:: AIM ::
Gather every line holding the string "folder".

:: MATERIAL ::

%%

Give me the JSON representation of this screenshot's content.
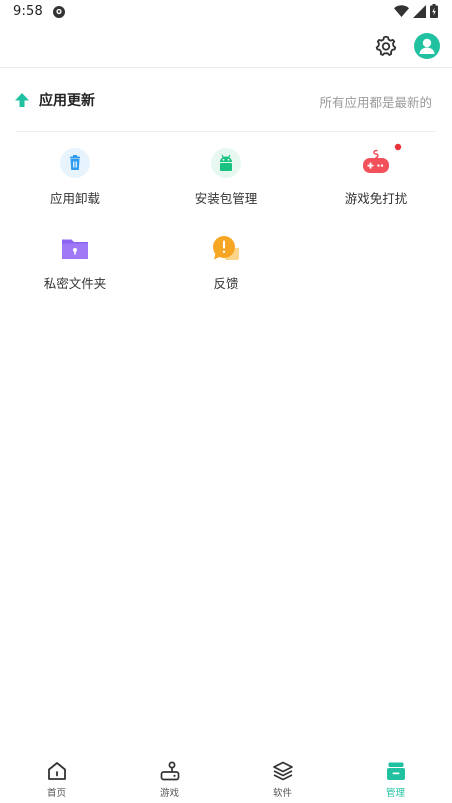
{
  "status_bar": {
    "time": "9:58"
  },
  "update": {
    "title": "应用更新",
    "status": "所有应用都是最新的"
  },
  "tools": [
    {
      "label": "应用卸载",
      "icon": "trash-icon"
    },
    {
      "label": "安装包管理",
      "icon": "android-icon"
    },
    {
      "label": "游戏免打扰",
      "icon": "gamepad-icon"
    },
    {
      "label": "私密文件夹",
      "icon": "lock-folder-icon"
    },
    {
      "label": "反馈",
      "icon": "feedback-icon"
    }
  ],
  "nav": [
    {
      "label": "首页",
      "icon": "home-icon"
    },
    {
      "label": "游戏",
      "icon": "joystick-icon"
    },
    {
      "label": "软件",
      "icon": "layers-icon"
    },
    {
      "label": "管理",
      "icon": "manage-icon",
      "active": true
    }
  ],
  "colors": {
    "accent": "#1fc1a0",
    "badge": "#e8323a",
    "trash": "#2f9bf0",
    "android": "#18c280",
    "game": "#f2505a",
    "folder": "#8d63f2",
    "feedback": "#f7a623"
  }
}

%%

:: THE SOLUTION ::
      "icon": "lock-folder-icon"
    "folder": "#8d63f2",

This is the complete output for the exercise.